[Records about charts and figures]
————————

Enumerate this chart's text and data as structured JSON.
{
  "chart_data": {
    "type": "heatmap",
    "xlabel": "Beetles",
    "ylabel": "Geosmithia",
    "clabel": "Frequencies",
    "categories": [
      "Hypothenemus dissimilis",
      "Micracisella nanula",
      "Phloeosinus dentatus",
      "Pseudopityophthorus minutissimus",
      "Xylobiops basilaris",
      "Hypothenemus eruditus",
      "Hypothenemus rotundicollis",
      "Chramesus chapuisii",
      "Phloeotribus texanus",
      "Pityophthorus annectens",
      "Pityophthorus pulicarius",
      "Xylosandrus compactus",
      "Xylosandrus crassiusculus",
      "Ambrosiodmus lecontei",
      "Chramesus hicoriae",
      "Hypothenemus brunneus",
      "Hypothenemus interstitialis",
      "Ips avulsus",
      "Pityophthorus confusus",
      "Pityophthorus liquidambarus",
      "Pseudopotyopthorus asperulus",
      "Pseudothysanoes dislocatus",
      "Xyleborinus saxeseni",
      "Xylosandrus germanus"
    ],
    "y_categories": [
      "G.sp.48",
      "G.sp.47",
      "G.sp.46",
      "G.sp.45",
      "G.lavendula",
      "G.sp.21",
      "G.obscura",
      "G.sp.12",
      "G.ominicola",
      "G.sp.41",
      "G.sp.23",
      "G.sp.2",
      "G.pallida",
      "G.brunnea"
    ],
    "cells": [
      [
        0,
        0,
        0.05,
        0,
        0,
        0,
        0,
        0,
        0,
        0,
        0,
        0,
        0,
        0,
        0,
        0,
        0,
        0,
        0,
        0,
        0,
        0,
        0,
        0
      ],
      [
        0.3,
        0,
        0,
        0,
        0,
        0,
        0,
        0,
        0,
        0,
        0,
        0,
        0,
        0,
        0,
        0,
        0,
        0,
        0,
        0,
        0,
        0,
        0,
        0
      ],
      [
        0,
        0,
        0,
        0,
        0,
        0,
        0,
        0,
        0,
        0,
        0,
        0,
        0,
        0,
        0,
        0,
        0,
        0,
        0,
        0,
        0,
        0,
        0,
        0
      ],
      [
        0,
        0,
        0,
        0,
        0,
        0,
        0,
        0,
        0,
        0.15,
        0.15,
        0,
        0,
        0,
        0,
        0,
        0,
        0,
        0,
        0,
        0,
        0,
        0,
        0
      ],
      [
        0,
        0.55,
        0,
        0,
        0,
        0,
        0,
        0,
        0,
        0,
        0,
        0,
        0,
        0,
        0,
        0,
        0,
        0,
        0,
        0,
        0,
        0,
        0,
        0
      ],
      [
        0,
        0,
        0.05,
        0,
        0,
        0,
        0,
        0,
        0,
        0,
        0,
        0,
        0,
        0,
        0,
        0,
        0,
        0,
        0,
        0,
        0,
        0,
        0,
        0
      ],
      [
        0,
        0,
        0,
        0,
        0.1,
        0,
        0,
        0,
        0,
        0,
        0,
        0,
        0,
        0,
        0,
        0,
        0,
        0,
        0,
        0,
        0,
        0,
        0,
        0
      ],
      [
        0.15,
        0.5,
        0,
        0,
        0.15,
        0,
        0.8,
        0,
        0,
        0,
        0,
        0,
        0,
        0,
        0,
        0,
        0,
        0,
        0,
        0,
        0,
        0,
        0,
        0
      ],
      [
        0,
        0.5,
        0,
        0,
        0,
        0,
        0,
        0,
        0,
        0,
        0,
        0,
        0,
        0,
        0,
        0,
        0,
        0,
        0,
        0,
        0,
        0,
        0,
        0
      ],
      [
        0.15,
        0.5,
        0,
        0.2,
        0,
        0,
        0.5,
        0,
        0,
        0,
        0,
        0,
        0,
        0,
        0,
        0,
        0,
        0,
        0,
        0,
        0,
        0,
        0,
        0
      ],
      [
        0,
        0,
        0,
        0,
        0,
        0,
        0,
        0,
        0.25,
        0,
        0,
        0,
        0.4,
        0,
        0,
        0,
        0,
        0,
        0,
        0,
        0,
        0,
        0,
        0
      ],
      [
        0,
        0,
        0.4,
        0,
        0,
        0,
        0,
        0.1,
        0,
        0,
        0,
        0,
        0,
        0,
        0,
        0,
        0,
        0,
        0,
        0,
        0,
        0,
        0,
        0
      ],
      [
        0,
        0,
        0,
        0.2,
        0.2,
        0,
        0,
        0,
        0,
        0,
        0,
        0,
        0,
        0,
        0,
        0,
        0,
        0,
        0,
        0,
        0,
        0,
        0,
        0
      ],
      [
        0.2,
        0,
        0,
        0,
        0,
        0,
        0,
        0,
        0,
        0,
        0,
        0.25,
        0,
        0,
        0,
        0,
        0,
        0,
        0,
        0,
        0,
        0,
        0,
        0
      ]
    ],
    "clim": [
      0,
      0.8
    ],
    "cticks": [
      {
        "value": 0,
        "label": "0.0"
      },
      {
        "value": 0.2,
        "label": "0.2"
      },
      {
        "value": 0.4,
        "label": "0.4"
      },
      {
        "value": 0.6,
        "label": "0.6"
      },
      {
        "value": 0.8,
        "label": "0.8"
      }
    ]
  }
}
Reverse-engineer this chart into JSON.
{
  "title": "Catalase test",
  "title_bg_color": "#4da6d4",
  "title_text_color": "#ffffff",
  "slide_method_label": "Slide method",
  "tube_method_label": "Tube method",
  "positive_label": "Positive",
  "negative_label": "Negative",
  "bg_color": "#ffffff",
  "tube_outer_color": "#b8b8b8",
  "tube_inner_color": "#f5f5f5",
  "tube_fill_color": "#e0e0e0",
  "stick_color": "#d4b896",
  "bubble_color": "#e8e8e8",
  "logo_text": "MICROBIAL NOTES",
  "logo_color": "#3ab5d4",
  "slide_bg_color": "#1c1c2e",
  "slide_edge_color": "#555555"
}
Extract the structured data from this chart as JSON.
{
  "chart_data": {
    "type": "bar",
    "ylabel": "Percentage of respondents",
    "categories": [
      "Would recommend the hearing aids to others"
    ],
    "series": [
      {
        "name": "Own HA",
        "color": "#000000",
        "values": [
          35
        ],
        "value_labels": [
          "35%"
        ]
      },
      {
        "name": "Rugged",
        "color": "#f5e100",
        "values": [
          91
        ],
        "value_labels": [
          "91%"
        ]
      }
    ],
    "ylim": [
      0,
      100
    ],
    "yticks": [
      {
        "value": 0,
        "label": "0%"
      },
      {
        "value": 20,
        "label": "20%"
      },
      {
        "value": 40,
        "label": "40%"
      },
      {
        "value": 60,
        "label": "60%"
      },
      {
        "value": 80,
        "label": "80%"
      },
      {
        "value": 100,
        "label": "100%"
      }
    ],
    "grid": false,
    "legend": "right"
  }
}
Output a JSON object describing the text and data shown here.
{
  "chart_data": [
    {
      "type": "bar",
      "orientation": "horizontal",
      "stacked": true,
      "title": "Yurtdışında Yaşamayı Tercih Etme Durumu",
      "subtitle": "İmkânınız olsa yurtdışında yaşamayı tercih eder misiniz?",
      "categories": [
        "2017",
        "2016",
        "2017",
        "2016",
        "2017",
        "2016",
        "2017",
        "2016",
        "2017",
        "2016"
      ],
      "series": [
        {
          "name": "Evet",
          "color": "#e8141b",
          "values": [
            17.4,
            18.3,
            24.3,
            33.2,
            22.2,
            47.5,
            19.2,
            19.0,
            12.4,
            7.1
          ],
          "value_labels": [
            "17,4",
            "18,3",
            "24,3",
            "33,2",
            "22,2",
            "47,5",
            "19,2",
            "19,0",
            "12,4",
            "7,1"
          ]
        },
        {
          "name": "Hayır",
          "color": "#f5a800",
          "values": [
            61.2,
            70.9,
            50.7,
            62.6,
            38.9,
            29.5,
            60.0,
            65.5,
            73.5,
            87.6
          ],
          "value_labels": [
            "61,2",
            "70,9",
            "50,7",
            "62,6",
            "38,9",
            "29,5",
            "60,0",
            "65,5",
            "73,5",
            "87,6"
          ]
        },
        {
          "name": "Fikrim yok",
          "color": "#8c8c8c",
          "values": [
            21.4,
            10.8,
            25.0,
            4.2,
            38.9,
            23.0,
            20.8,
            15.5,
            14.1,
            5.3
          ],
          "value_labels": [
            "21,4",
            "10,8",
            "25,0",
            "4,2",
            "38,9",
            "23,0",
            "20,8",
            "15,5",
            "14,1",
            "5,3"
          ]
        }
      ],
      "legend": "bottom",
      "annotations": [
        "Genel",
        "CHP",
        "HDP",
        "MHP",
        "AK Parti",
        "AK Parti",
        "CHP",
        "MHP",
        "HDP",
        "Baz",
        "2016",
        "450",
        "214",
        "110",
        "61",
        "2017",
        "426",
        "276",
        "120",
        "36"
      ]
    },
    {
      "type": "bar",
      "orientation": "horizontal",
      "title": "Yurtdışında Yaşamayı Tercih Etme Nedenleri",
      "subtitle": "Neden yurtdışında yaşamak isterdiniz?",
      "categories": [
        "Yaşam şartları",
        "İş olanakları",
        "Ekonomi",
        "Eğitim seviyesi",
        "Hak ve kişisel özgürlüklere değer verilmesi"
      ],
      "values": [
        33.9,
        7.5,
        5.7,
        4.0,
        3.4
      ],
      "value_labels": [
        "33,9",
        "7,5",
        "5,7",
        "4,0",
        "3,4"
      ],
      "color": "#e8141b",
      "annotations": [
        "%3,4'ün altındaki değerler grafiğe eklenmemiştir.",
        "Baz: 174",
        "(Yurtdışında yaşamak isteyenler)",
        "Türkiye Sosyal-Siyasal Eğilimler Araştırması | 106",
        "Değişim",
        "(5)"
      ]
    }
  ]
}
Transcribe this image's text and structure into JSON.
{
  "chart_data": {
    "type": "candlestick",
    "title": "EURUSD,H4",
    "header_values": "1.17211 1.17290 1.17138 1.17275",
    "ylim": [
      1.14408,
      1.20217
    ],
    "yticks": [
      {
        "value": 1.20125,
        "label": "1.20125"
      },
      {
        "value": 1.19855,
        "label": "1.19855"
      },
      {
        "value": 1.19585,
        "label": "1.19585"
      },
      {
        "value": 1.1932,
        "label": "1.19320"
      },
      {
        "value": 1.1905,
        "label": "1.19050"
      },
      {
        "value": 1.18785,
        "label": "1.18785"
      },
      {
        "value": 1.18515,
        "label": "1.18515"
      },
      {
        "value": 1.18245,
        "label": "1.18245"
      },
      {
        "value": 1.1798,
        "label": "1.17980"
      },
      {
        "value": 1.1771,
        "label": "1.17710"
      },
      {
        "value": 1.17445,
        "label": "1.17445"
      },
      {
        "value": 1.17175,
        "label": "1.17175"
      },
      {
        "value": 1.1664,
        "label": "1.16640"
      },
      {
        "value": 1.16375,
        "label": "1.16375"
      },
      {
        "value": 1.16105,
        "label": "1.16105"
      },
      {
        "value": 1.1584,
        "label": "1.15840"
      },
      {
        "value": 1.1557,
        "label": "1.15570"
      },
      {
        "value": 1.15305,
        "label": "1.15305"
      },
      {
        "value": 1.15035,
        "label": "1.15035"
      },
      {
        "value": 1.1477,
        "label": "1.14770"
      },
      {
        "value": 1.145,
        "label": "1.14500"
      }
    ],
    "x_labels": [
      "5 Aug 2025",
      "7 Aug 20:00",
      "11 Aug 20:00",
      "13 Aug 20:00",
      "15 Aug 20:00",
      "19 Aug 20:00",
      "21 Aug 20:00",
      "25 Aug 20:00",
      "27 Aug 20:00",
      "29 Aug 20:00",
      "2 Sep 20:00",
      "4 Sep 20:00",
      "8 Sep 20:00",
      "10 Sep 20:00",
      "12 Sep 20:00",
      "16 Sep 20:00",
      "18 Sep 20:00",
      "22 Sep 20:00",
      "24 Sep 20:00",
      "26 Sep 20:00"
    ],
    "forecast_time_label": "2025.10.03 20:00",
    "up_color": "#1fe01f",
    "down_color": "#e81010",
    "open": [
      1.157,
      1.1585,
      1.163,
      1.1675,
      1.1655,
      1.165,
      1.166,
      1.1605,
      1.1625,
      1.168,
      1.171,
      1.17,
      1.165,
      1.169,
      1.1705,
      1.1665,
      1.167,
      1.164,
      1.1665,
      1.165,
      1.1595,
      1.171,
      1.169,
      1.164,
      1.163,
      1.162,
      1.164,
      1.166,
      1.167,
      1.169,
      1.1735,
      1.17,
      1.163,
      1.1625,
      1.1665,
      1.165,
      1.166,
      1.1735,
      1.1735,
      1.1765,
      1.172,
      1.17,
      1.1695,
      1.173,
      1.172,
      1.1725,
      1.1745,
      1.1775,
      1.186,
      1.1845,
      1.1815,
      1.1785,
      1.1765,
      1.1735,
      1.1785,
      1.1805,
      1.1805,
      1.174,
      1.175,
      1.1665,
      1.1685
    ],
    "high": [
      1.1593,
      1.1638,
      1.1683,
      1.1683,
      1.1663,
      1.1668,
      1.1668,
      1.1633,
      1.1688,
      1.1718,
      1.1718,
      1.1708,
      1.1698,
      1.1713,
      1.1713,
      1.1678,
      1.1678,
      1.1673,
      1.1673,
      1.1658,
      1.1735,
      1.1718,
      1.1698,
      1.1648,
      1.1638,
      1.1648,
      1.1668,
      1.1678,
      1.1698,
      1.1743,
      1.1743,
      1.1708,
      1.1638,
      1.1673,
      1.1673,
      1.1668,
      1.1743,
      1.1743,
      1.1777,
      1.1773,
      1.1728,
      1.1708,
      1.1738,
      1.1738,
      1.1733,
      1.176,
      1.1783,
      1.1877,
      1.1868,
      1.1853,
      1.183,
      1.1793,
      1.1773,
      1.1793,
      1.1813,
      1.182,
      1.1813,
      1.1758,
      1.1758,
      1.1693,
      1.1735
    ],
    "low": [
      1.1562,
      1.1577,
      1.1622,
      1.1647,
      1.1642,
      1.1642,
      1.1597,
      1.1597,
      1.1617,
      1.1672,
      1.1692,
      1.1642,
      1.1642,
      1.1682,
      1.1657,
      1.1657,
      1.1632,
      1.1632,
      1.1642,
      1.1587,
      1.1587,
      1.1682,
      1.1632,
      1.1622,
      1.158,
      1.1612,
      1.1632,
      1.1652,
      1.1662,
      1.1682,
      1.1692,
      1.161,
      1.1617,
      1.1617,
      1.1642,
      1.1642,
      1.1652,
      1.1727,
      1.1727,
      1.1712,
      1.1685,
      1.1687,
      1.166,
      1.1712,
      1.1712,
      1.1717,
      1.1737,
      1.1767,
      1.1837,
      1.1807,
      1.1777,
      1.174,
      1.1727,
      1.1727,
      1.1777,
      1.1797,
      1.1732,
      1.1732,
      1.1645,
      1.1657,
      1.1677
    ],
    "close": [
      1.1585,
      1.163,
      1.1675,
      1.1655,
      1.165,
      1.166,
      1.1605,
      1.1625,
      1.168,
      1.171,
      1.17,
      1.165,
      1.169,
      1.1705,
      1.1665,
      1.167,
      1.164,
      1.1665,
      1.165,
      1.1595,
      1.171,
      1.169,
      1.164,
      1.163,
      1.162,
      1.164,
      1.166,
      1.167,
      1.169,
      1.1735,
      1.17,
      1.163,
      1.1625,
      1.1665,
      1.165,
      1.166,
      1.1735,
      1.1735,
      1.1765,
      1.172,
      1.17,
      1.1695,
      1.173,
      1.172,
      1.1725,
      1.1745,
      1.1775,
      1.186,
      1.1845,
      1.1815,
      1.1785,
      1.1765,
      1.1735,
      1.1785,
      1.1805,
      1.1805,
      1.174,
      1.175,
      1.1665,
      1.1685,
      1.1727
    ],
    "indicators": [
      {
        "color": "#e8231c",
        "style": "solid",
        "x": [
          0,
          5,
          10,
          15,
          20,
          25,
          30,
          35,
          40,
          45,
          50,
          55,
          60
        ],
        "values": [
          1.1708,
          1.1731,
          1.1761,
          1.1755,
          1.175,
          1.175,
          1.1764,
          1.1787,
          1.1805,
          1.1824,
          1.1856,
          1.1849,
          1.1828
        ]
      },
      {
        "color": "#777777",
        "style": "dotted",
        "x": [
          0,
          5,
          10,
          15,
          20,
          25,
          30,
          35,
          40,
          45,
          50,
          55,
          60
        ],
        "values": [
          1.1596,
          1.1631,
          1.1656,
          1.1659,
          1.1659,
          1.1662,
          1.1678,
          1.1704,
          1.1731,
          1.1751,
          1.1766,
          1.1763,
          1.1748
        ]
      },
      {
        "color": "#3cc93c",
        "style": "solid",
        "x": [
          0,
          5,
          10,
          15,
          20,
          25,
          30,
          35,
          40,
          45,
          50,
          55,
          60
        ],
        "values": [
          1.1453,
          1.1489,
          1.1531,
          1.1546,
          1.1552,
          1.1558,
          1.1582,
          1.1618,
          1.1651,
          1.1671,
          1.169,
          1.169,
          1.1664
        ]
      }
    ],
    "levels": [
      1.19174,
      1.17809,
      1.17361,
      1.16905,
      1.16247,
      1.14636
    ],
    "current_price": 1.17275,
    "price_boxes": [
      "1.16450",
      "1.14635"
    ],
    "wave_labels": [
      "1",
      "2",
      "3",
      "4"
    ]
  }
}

————————

Stated goal: How many lines of the entries above hold the string "into"? Reply with the number alone.

Task solution: 2